SHORT PROBLEM:
Find how many lines hold the word "小学教师自我介绍". Give only the number.

LISTED ENTRIES:
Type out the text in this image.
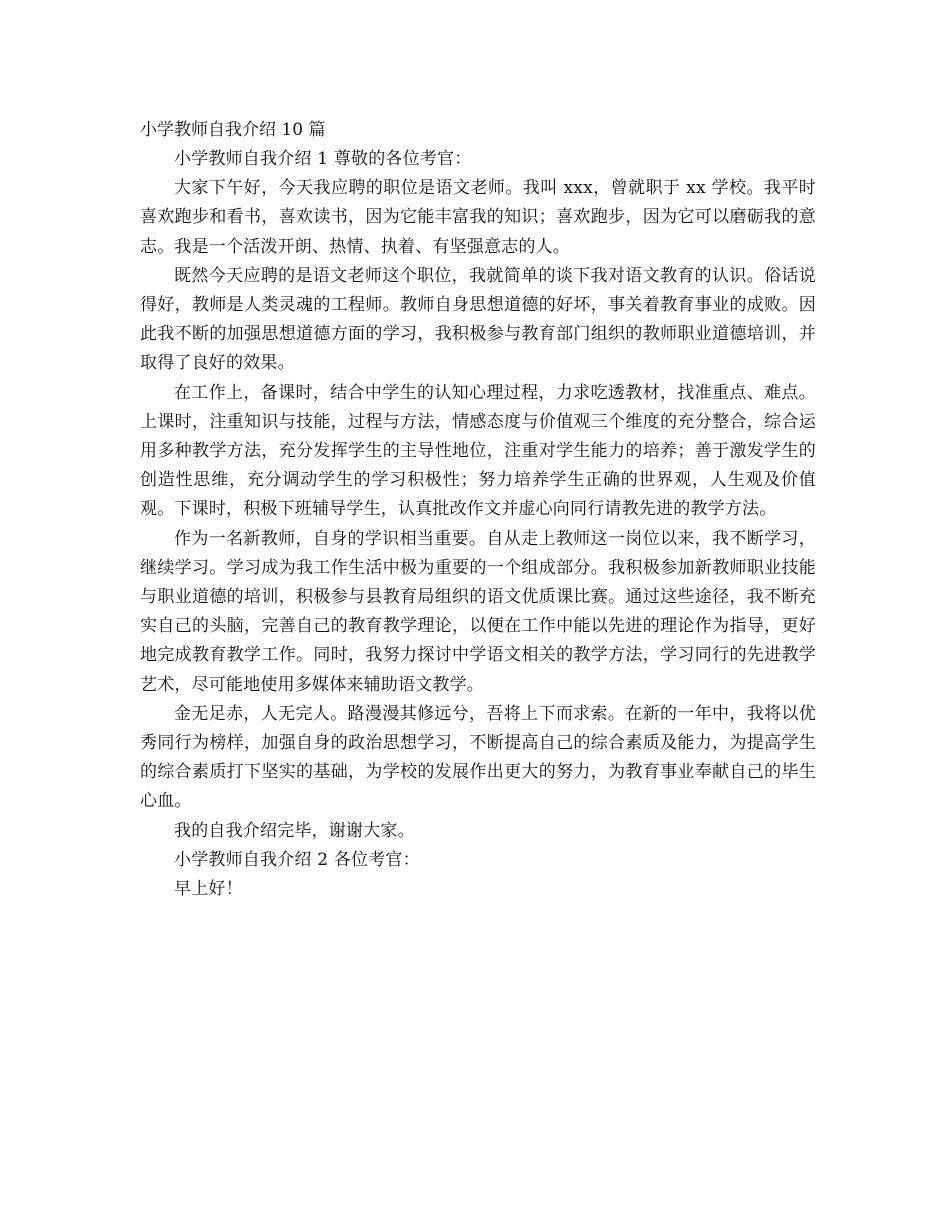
小学教师自我介绍 10 篇

小学教师自我介绍 1 尊敬的各位考官：

大家下午好，今天我应聘的职位是语文老师。我叫 xxx，曾就职于 xx 学校。我平时喜欢跑步和看书，喜欢读书，因为它能丰富我的知识；喜欢跑步，因为它可以磨砺我的意志。我是一个活泼开朗、热情、执着、有坚强意志的人。

既然今天应聘的是语文老师这个职位，我就简单的谈下我对语文教育的认识。俗话说得好，教师是人类灵魂的工程师。教师自身思想道德的好坏，事关着教育事业的成败。因此我不断的加强思想道德方面的学习，我积极参与教育部门组织的教师职业道德培训，并取得了良好的效果。

在工作上，备课时，结合中学生的认知心理过程，力求吃透教材，找准重点、难点。上课时，注重知识与技能，过程与方法，情感态度与价值观三个维度的充分整合，综合运用多种教学方法，充分发挥学生的主导性地位，注重对学生能力的培养；善于激发学生的创造性思维，充分调动学生的学习积极性；努力培养学生正确的世界观，人生观及价值观。下课时，积极下班辅导学生，认真批改作文并虚心向同行请教先进的教学方法。

作为一名新教师，自身的学识相当重要。自从走上教师这一岗位以来，我不断学习，继续学习。学习成为我工作生活中极为重要的一个组成部分。我积极参加新教师职业技能与职业道德的培训，积极参与县教育局组织的语文优质课比赛。通过这些途径，我不断充实自己的头脑，完善自己的教育教学理论，以便在工作中能以先进的理论作为指导，更好地完成教育教学工作。同时，我努力探讨中学语文相关的教学方法，学习同行的先进教学艺术，尽可能地使用多媒体来辅助语文教学。

金无足赤，人无完人。路漫漫其修远兮，吾将上下而求索。在新的一年中，我将以优秀同行为榜样，加强自身的政治思想学习，不断提高自己的综合素质及能力，为提高学生的综合素质打下坚实的基础，为学校的发展作出更大的努力，为教育事业奉献自己的毕生心血。

我的自我介绍完毕，谢谢大家。

小学教师自我介绍 2 各位考官：

早上好！
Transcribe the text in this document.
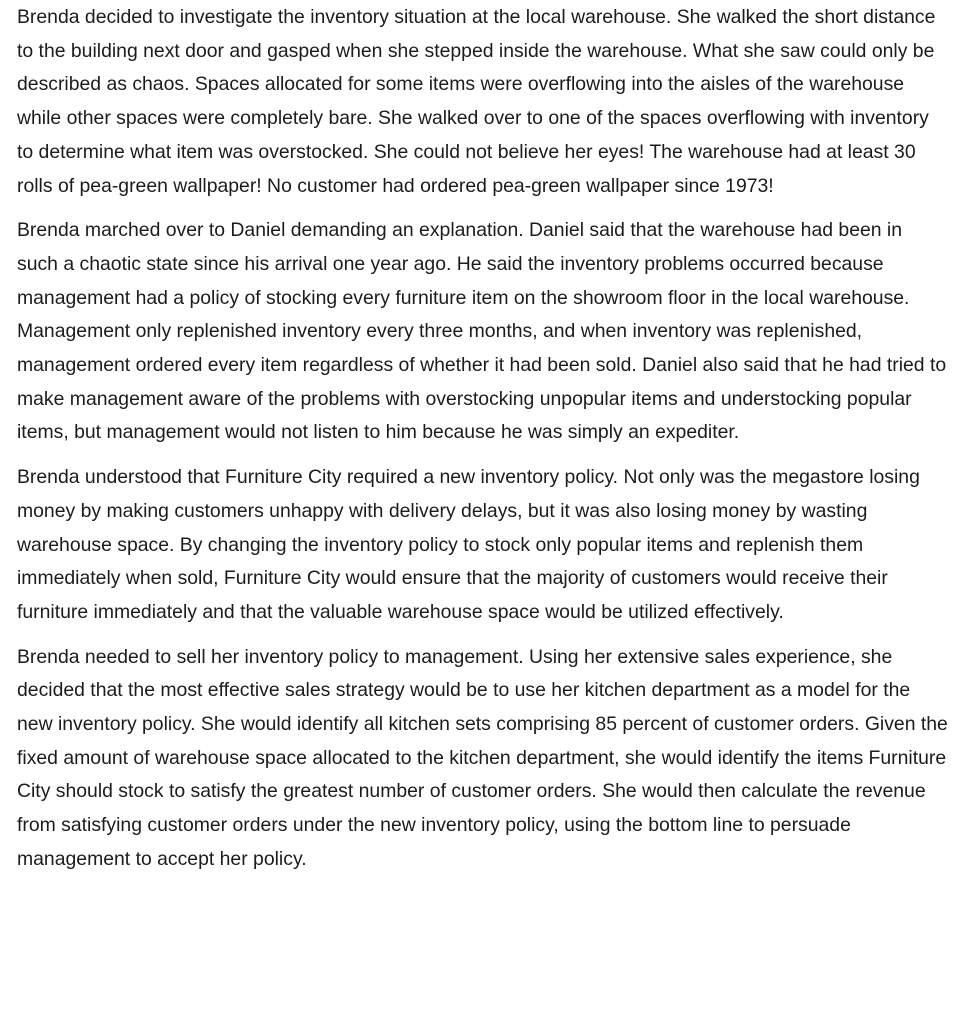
Brenda decided to investigate the inventory situation at the local warehouse. She walked the short distance to the building next door and gasped when she stepped inside the warehouse. What she saw could only be described as chaos. Spaces allocated for some items were overflowing into the aisles of the warehouse while other spaces were completely bare. She walked over to one of the spaces overflowing with inventory to determine what item was overstocked. She could not believe her eyes! The warehouse had at least 30 rolls of pea-green wallpaper! No customer had ordered pea-green wallpaper since 1973!

Brenda marched over to Daniel demanding an explanation. Daniel said that the warehouse had been in such a chaotic state since his arrival one year ago. He said the inventory problems occurred because management had a policy of stocking every furniture item on the showroom floor in the local warehouse. Management only replenished inventory every three months, and when inventory was replenished, management ordered every item regardless of whether it had been sold. Daniel also said that he had tried to make management aware of the problems with overstocking unpopular items and understocking popular items, but management would not listen to him because he was simply an expediter.

Brenda understood that Furniture City required a new inventory policy. Not only was the megastore losing money by making customers unhappy with delivery delays, but it was also losing money by wasting warehouse space. By changing the inventory policy to stock only popular items and replenish them immediately when sold, Furniture City would ensure that the majority of customers would receive their furniture immediately and that the valuable warehouse space would be utilized effectively.

Brenda needed to sell her inventory policy to management. Using her extensive sales experience, she decided that the most effective sales strategy would be to use her kitchen department as a model for the new inventory policy. She would identify all kitchen sets comprising 85 percent of customer orders. Given the fixed amount of warehouse space allocated to the kitchen department, she would identify the items Furniture City should stock to satisfy the greatest number of customer orders. She would then calculate the revenue from satisfying customer orders under the new inventory policy, using the bottom line to persuade management to accept her policy.
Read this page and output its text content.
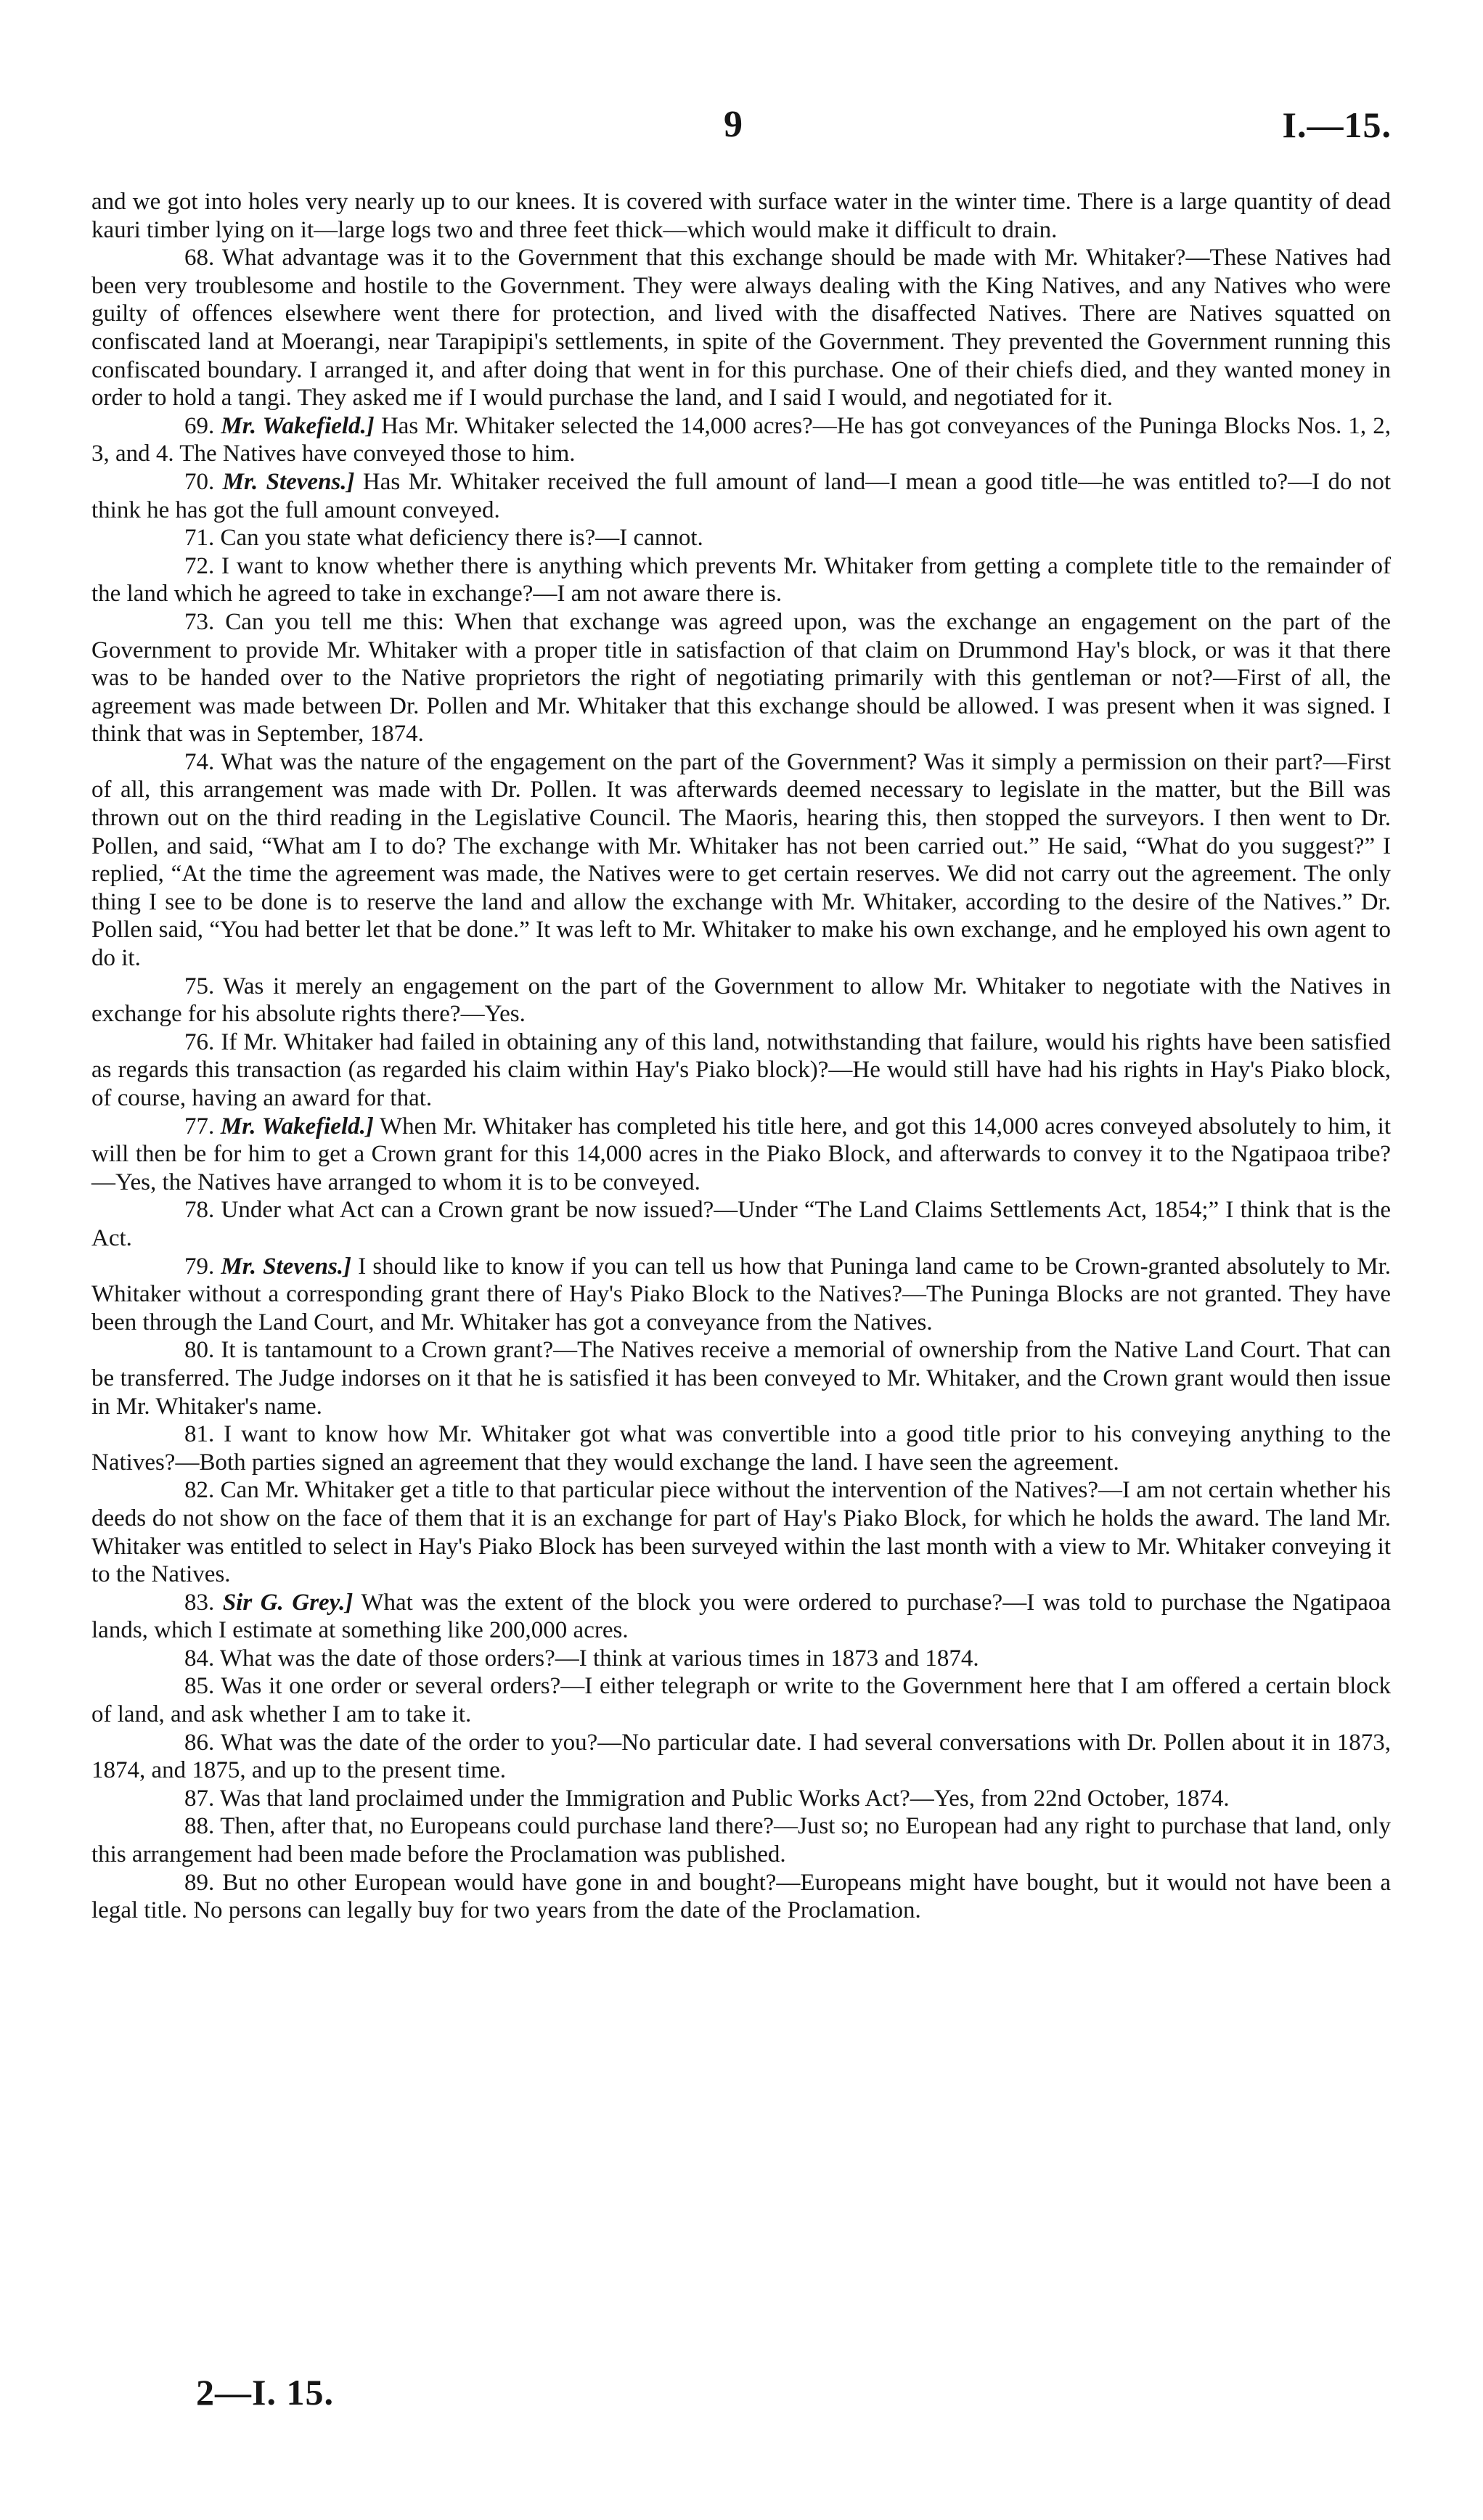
9	I.—15.

and we got into holes very nearly up to our knees. It is covered with surface water in the winter time. There is a large quantity of dead kauri timber lying on it—large logs two and three feet thick—which would make it difficult to drain.

68. What advantage was it to the Government that this exchange should be made with Mr. Whitaker?—These Natives had been very troublesome and hostile to the Government. They were always dealing with the King Natives, and any Natives who were guilty of offences elsewhere went there for protection, and lived with the disaffected Natives. There are Natives squatted on confiscated land at Moerangi, near Tarapipipi's settlements, in spite of the Government. They prevented the Government running this confiscated boundary. I arranged it, and after doing that went in for this purchase. One of their chiefs died, and they wanted money in order to hold a tangi. They asked me if I would purchase the land, and I said I would, and negotiated for it.

69. Mr. Wakefield.] Has Mr. Whitaker selected the 14,000 acres?—He has got conveyances of the Puninga Blocks Nos. 1, 2, 3, and 4. The Natives have conveyed those to him.

70. Mr. Stevens.] Has Mr. Whitaker received the full amount of land—I mean a good title—he was entitled to?—I do not think he has got the full amount conveyed.

71. Can you state what deficiency there is?—I cannot.

72. I want to know whether there is anything which prevents Mr. Whitaker from getting a complete title to the remainder of the land which he agreed to take in exchange?—I am not aware there is.

73. Can you tell me this: When that exchange was agreed upon, was the exchange an engagement on the part of the Government to provide Mr. Whitaker with a proper title in satisfaction of that claim on Drummond Hay's block, or was it that there was to be handed over to the Native proprietors the right of negotiating primarily with this gentleman or not?—First of all, the agreement was made between Dr. Pollen and Mr. Whitaker that this exchange should be allowed. I was present when it was signed. I think that was in September, 1874.

74. What was the nature of the engagement on the part of the Government? Was it simply a permission on their part?—First of all, this arrangement was made with Dr. Pollen. It was afterwards deemed necessary to legislate in the matter, but the Bill was thrown out on the third reading in the Legislative Council. The Maoris, hearing this, then stopped the surveyors. I then went to Dr. Pollen, and said, “What am I to do? The exchange with Mr. Whitaker has not been carried out.” He said, “What do you suggest?” I replied, “At the time the agreement was made, the Natives were to get certain reserves. We did not carry out the agreement. The only thing I see to be done is to reserve the land and allow the exchange with Mr. Whitaker, according to the desire of the Natives.” Dr. Pollen said, “You had better let that be done.” It was left to Mr. Whitaker to make his own exchange, and he employed his own agent to do it.

75. Was it merely an engagement on the part of the Government to allow Mr. Whitaker to negotiate with the Natives in exchange for his absolute rights there?—Yes.

76. If Mr. Whitaker had failed in obtaining any of this land, notwithstanding that failure, would his rights have been satisfied as regards this transaction (as regarded his claim within Hay's Piako block)?—He would still have had his rights in Hay's Piako block, of course, having an award for that.

77. Mr. Wakefield.] When Mr. Whitaker has completed his title here, and got this 14,000 acres conveyed absolutely to him, it will then be for him to get a Crown grant for this 14,000 acres in the Piako Block, and afterwards to convey it to the Ngatipaoa tribe?—Yes, the Natives have arranged to whom it is to be conveyed.

78. Under what Act can a Crown grant be now issued?—Under “The Land Claims Settlements Act, 1854;” I think that is the Act.

79. Mr. Stevens.] I should like to know if you can tell us how that Puninga land came to be Crown-granted absolutely to Mr. Whitaker without a corresponding grant there of Hay's Piako Block to the Natives?—The Puninga Blocks are not granted. They have been through the Land Court, and Mr. Whitaker has got a conveyance from the Natives.

80. It is tantamount to a Crown grant?—The Natives receive a memorial of ownership from the Native Land Court. That can be transferred. The Judge indorses on it that he is satisfied it has been conveyed to Mr. Whitaker, and the Crown grant would then issue in Mr. Whitaker's name.

81. I want to know how Mr. Whitaker got what was convertible into a good title prior to his conveying anything to the Natives?—Both parties signed an agreement that they would exchange the land. I have seen the agreement.

82. Can Mr. Whitaker get a title to that particular piece without the intervention of the Natives?—I am not certain whether his deeds do not show on the face of them that it is an exchange for part of Hay's Piako Block, for which he holds the award. The land Mr. Whitaker was entitled to select in Hay's Piako Block has been surveyed within the last month with a view to Mr. Whitaker conveying it to the Natives.

83. Sir G. Grey.] What was the extent of the block you were ordered to purchase?—I was told to purchase the Ngatipaoa lands, which I estimate at something like 200,000 acres.

84. What was the date of those orders?—I think at various times in 1873 and 1874.

85. Was it one order or several orders?—I either telegraph or write to the Government here that I am offered a certain block of land, and ask whether I am to take it.

86. What was the date of the order to you?—No particular date. I had several conversations with Dr. Pollen about it in 1873, 1874, and 1875, and up to the present time.

87. Was that land proclaimed under the Immigration and Public Works Act?—Yes, from 22nd October, 1874.

88. Then, after that, no Europeans could purchase land there?—Just so; no European had any right to purchase that land, only this arrangement had been made before the Proclamation was published.

89. But no other European would have gone in and bought?—Europeans might have bought, but it would not have been a legal title. No persons can legally buy for two years from the date of the Proclamation.

2—I. 15.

COMPLETE ANSWER:
3